PROBLEM DETAILS | Pictures in the records should not be copied, but every other part must be repeated exactly.

Collected data entries |
________________________________________
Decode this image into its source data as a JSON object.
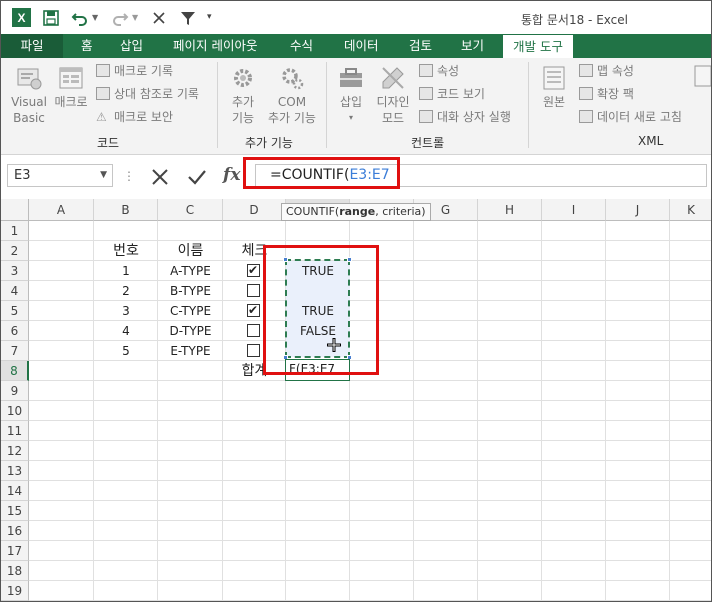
{
  "window": {
    "title": "통합 문서18 - Excel",
    "app_logo": "X"
  },
  "quick_access": {
    "icons": [
      "save-icon",
      "undo-icon",
      "redo-icon",
      "close-icon",
      "filter-icon",
      "customize-icon"
    ]
  },
  "tabs": [
    "파일",
    "홈",
    "삽입",
    "페이지 레이아웃",
    "수식",
    "데이터",
    "검토",
    "보기",
    "개발 도구"
  ],
  "ribbon": {
    "code": {
      "visual_basic_1": "Visual",
      "visual_basic_2": "Basic",
      "macro": "매크로",
      "record_macro": "매크로 기록",
      "relative_ref": "상대 참조로 기록",
      "macro_security": "매크로 보안",
      "group_label": "코드"
    },
    "addins": {
      "addins_1": "추가",
      "addins_2": "기능",
      "com_1": "COM",
      "com_2": "추가 기능",
      "group_label": "추가 기능"
    },
    "controls": {
      "insert": "삽입",
      "design_1": "디자인",
      "design_2": "모드",
      "properties": "속성",
      "view_code": "코드 보기",
      "run_dialog": "대화 상자 실행",
      "group_label": "컨트롤"
    },
    "xml": {
      "source": "원본",
      "map_properties": "맵 속성",
      "expansion_packs": "확장 팩",
      "refresh_data": "데이터 새로 고침",
      "group_label": "XML"
    }
  },
  "formula_bar": {
    "name_box": "E3",
    "formula_prefix": "=COUNTIF(",
    "formula_ref": "E3:E7",
    "fx": "fx",
    "tooltip_prefix": "COUNTIF(",
    "tooltip_bold": "range",
    "tooltip_suffix": ", criteria)"
  },
  "sheet": {
    "columns": [
      "A",
      "B",
      "C",
      "D",
      "E",
      "F",
      "G",
      "H",
      "I",
      "J",
      "K"
    ],
    "rows": [
      "1",
      "2",
      "3",
      "4",
      "5",
      "6",
      "7",
      "8",
      "9",
      "10",
      "11",
      "12",
      "13",
      "14",
      "15",
      "16",
      "17",
      "18",
      "19"
    ],
    "headers": {
      "number": "번호",
      "name": "이름",
      "check": "체크"
    },
    "data": [
      {
        "no": "1",
        "name": "A-TYPE",
        "checked": true,
        "value": "TRUE"
      },
      {
        "no": "2",
        "name": "B-TYPE",
        "checked": false,
        "value": ""
      },
      {
        "no": "3",
        "name": "C-TYPE",
        "checked": true,
        "value": "TRUE"
      },
      {
        "no": "4",
        "name": "D-TYPE",
        "checked": false,
        "value": "FALSE"
      },
      {
        "no": "5",
        "name": "E-TYPE",
        "checked": false,
        "value": ""
      }
    ],
    "total_label": "합계",
    "editing_text": "F(E3:E7"
  },
  "colors": {
    "excel_green": "#217346",
    "highlight_red": "#e01010",
    "ref_blue": "#3b7dd8"
  }
}
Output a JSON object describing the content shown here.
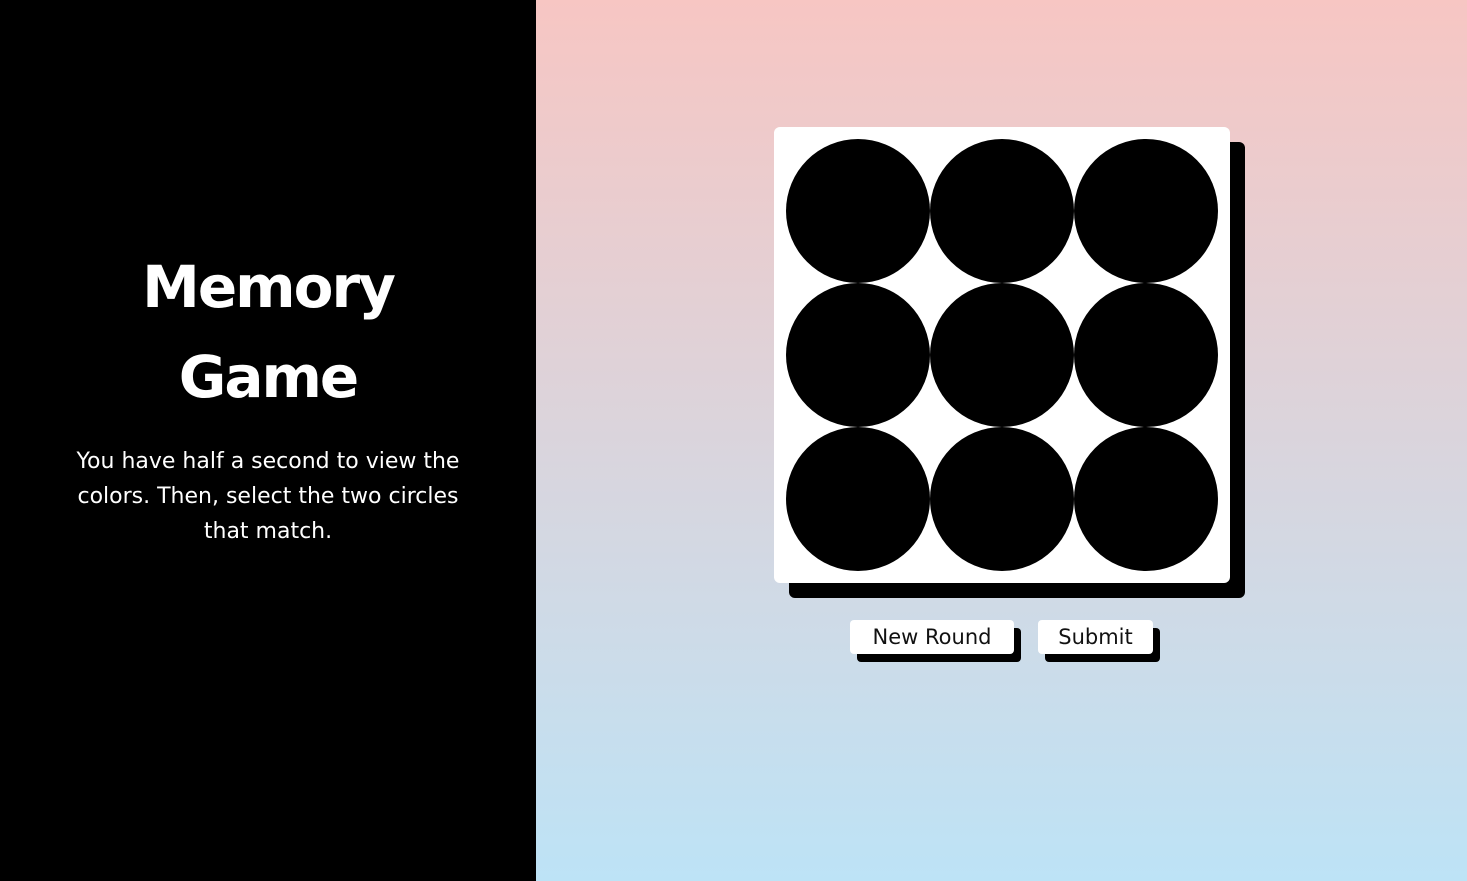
{
  "sidebar": {
    "title": "Memory Game",
    "instructions": "You have half a second to view the colors. Then, select the two circles that match."
  },
  "board": {
    "rows": 3,
    "columns": 3,
    "circle_color": "#000000",
    "board_color": "#ffffff"
  },
  "controls": {
    "new_round_label": "New Round",
    "submit_label": "Submit"
  },
  "theme": {
    "sidebar_bg": "#000000",
    "gradient_top": "#f7c6c3",
    "gradient_bottom": "#bde3f6"
  }
}
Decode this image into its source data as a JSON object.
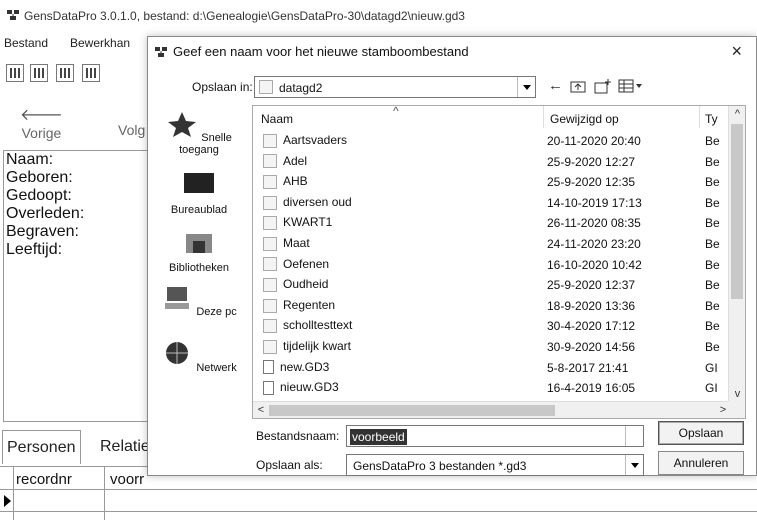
{
  "window": {
    "title": "GensDataPro 3.0.1.0, bestand: d:\\Genealogie\\GensDataPro-30\\datagd2\\nieuw.gd3"
  },
  "menu": [
    "Bestand",
    "Bewerkhan"
  ],
  "nav": {
    "back": "Vorige",
    "forward": "Volg"
  },
  "info_fields": [
    "Naam:",
    "Geboren:",
    "Gedoopt:",
    "Overleden:",
    "Begraven:",
    "Leeftijd:"
  ],
  "tabs": [
    "Personen",
    "Relatie"
  ],
  "grid_columns": [
    "recordnr",
    "voorr"
  ],
  "dialog": {
    "title": "Geef een naam voor het nieuwe stamboombestand",
    "close": "×",
    "save_in_label": "Opslaan in:",
    "save_in_value": "datagd2",
    "places": [
      "Snelle toegang",
      "Bureaublad",
      "Bibliotheken",
      "Deze pc",
      "Netwerk"
    ],
    "columns": {
      "name": "Naam",
      "modified": "Gewijzigd op",
      "type": "Ty"
    },
    "files": [
      {
        "name": "Aartsvaders",
        "date": "20-11-2020 20:40",
        "type": "Be",
        "kind": "folder"
      },
      {
        "name": "Adel",
        "date": "25-9-2020 12:27",
        "type": "Be",
        "kind": "folder"
      },
      {
        "name": "AHB",
        "date": "25-9-2020 12:35",
        "type": "Be",
        "kind": "folder"
      },
      {
        "name": "diversen oud",
        "date": "14-10-2019 17:13",
        "type": "Be",
        "kind": "folder"
      },
      {
        "name": "KWART1",
        "date": "26-11-2020 08:35",
        "type": "Be",
        "kind": "folder"
      },
      {
        "name": "Maat",
        "date": "24-11-2020 23:20",
        "type": "Be",
        "kind": "folder"
      },
      {
        "name": "Oefenen",
        "date": "16-10-2020 10:42",
        "type": "Be",
        "kind": "folder"
      },
      {
        "name": "Oudheid",
        "date": "25-9-2020 12:37",
        "type": "Be",
        "kind": "folder"
      },
      {
        "name": "Regenten",
        "date": "18-9-2020 13:36",
        "type": "Be",
        "kind": "folder"
      },
      {
        "name": "scholltesttext",
        "date": "30-4-2020 17:12",
        "type": "Be",
        "kind": "folder"
      },
      {
        "name": "tijdelijk kwart",
        "date": "30-9-2020 14:56",
        "type": "Be",
        "kind": "folder"
      },
      {
        "name": "new.GD3",
        "date": "5-8-2017 21:41",
        "type": "GI",
        "kind": "file"
      },
      {
        "name": "nieuw.GD3",
        "date": "16-4-2019 16:05",
        "type": "GI",
        "kind": "file"
      }
    ],
    "filename_label": "Bestandsnaam:",
    "filename_value": "voorbeeld",
    "saveas_label": "Opslaan als:",
    "saveas_value": "GensDataPro 3 bestanden *.gd3",
    "save_button": "Opslaan",
    "cancel_button": "Annuleren"
  }
}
________________________________________
EXERCISE RESPONSE |
Decode this image into its source data as a JSON object.
{
  "window": {
    "title": "통합 문서18 - Excel",
    "app_logo": "X"
  },
  "quick_access": {
    "icons": [
      "save-icon",
      "undo-icon",
      "redo-icon",
      "close-icon",
      "filter-icon",
      "customize-icon"
    ]
  },
  "tabs": [
    "파일",
    "홈",
    "삽입",
    "페이지 레이아웃",
    "수식",
    "데이터",
    "검토",
    "보기",
    "개발 도구"
  ],
  "ribbon": {
    "code": {
      "visual_basic_1": "Visual",
      "visual_basic_2": "Basic",
      "macro": "매크로",
      "record_macro": "매크로 기록",
      "relative_ref": "상대 참조로 기록",
      "macro_security": "매크로 보안",
      "group_label": "코드"
    },
    "addins": {
      "addins_1": "추가",
      "addins_2": "기능",
      "com_1": "COM",
      "com_2": "추가 기능",
      "group_label": "추가 기능"
    },
    "controls": {
      "insert": "삽입",
      "design_1": "디자인",
      "design_2": "모드",
      "properties": "속성",
      "view_code": "코드 보기",
      "run_dialog": "대화 상자 실행",
      "group_label": "컨트롤"
    },
    "xml": {
      "source": "원본",
      "map_properties": "맵 속성",
      "expansion_packs": "확장 팩",
      "refresh_data": "데이터 새로 고침",
      "group_label": "XML"
    }
  },
  "formula_bar": {
    "name_box": "E3",
    "formula_prefix": "=COUNTIF(",
    "formula_ref": "E3:E7",
    "fx": "fx",
    "tooltip_prefix": "COUNTIF(",
    "tooltip_bold": "range",
    "tooltip_suffix": ", criteria)"
  },
  "sheet": {
    "columns": [
      "A",
      "B",
      "C",
      "D",
      "E",
      "F",
      "G",
      "H",
      "I",
      "J",
      "K"
    ],
    "rows": [
      "1",
      "2",
      "3",
      "4",
      "5",
      "6",
      "7",
      "8",
      "9",
      "10",
      "11",
      "12",
      "13",
      "14",
      "15",
      "16",
      "17",
      "18",
      "19"
    ],
    "headers": {
      "number": "번호",
      "name": "이름",
      "check": "체크"
    },
    "data": [
      {
        "no": "1",
        "name": "A-TYPE",
        "checked": true,
        "value": "TRUE"
      },
      {
        "no": "2",
        "name": "B-TYPE",
        "checked": false,
        "value": ""
      },
      {
        "no": "3",
        "name": "C-TYPE",
        "checked": true,
        "value": "TRUE"
      },
      {
        "no": "4",
        "name": "D-TYPE",
        "checked": false,
        "value": "FALSE"
      },
      {
        "no": "5",
        "name": "E-TYPE",
        "checked": false,
        "value": ""
      }
    ],
    "total_label": "합계",
    "editing_text": "F(E3:E7"
  },
  "colors": {
    "excel_green": "#217346",
    "highlight_red": "#e01010",
    "ref_blue": "#3b7dd8"
  }
}
Output a JSON object describing the content shown here.
{
  "sidebar": {
    "title": "Memory Game",
    "instructions": "You have half a second to view the colors. Then, select the two circles that match."
  },
  "board": {
    "rows": 3,
    "columns": 3,
    "circle_color": "#000000",
    "board_color": "#ffffff"
  },
  "controls": {
    "new_round_label": "New Round",
    "submit_label": "Submit"
  },
  "theme": {
    "sidebar_bg": "#000000",
    "gradient_top": "#f7c6c3",
    "gradient_bottom": "#bde3f6"
  }
}
Decode this image into its source data as a JSON object.
{
  "window": {
    "title": "GensDataPro 3.0.1.0, bestand: d:\\Genealogie\\GensDataPro-30\\datagd2\\nieuw.gd3"
  },
  "menu": [
    "Bestand",
    "Bewerkhan"
  ],
  "nav": {
    "back": "Vorige",
    "forward": "Volg"
  },
  "info_fields": [
    "Naam:",
    "Geboren:",
    "Gedoopt:",
    "Overleden:",
    "Begraven:",
    "Leeftijd:"
  ],
  "tabs": [
    "Personen",
    "Relatie"
  ],
  "grid_columns": [
    "recordnr",
    "voorr"
  ],
  "dialog": {
    "title": "Geef een naam voor het nieuwe stamboombestand",
    "close": "×",
    "save_in_label": "Opslaan in:",
    "save_in_value": "datagd2",
    "places": [
      "Snelle toegang",
      "Bureaublad",
      "Bibliotheken",
      "Deze pc",
      "Netwerk"
    ],
    "columns": {
      "name": "Naam",
      "modified": "Gewijzigd op",
      "type": "Ty"
    },
    "files": [
      {
        "name": "Aartsvaders",
        "date": "20-11-2020 20:40",
        "type": "Be",
        "kind": "folder"
      },
      {
        "name": "Adel",
        "date": "25-9-2020 12:27",
        "type": "Be",
        "kind": "folder"
      },
      {
        "name": "AHB",
        "date": "25-9-2020 12:35",
        "type": "Be",
        "kind": "folder"
      },
      {
        "name": "diversen oud",
        "date": "14-10-2019 17:13",
        "type": "Be",
        "kind": "folder"
      },
      {
        "name": "KWART1",
        "date": "26-11-2020 08:35",
        "type": "Be",
        "kind": "folder"
      },
      {
        "name": "Maat",
        "date": "24-11-2020 23:20",
        "type": "Be",
        "kind": "folder"
      },
      {
        "name": "Oefenen",
        "date": "16-10-2020 10:42",
        "type": "Be",
        "kind": "folder"
      },
      {
        "name": "Oudheid",
        "date": "25-9-2020 12:37",
        "type": "Be",
        "kind": "folder"
      },
      {
        "name": "Regenten",
        "date": "18-9-2020 13:36",
        "type": "Be",
        "kind": "folder"
      },
      {
        "name": "scholltesttext",
        "date": "30-4-2020 17:12",
        "type": "Be",
        "kind": "folder"
      },
      {
        "name": "tijdelijk kwart",
        "date": "30-9-2020 14:56",
        "type": "Be",
        "kind": "folder"
      },
      {
        "name": "new.GD3",
        "date": "5-8-2017 21:41",
        "type": "GI",
        "kind": "file"
      },
      {
        "name": "nieuw.GD3",
        "date": "16-4-2019 16:05",
        "type": "GI",
        "kind": "file"
      }
    ],
    "filename_label": "Bestandsnaam:",
    "filename_value": "voorbeeld",
    "saveas_label": "Opslaan als:",
    "saveas_value": "GensDataPro 3 bestanden *.gd3",
    "save_button": "Opslaan",
    "cancel_button": "Annuleren"
  }
}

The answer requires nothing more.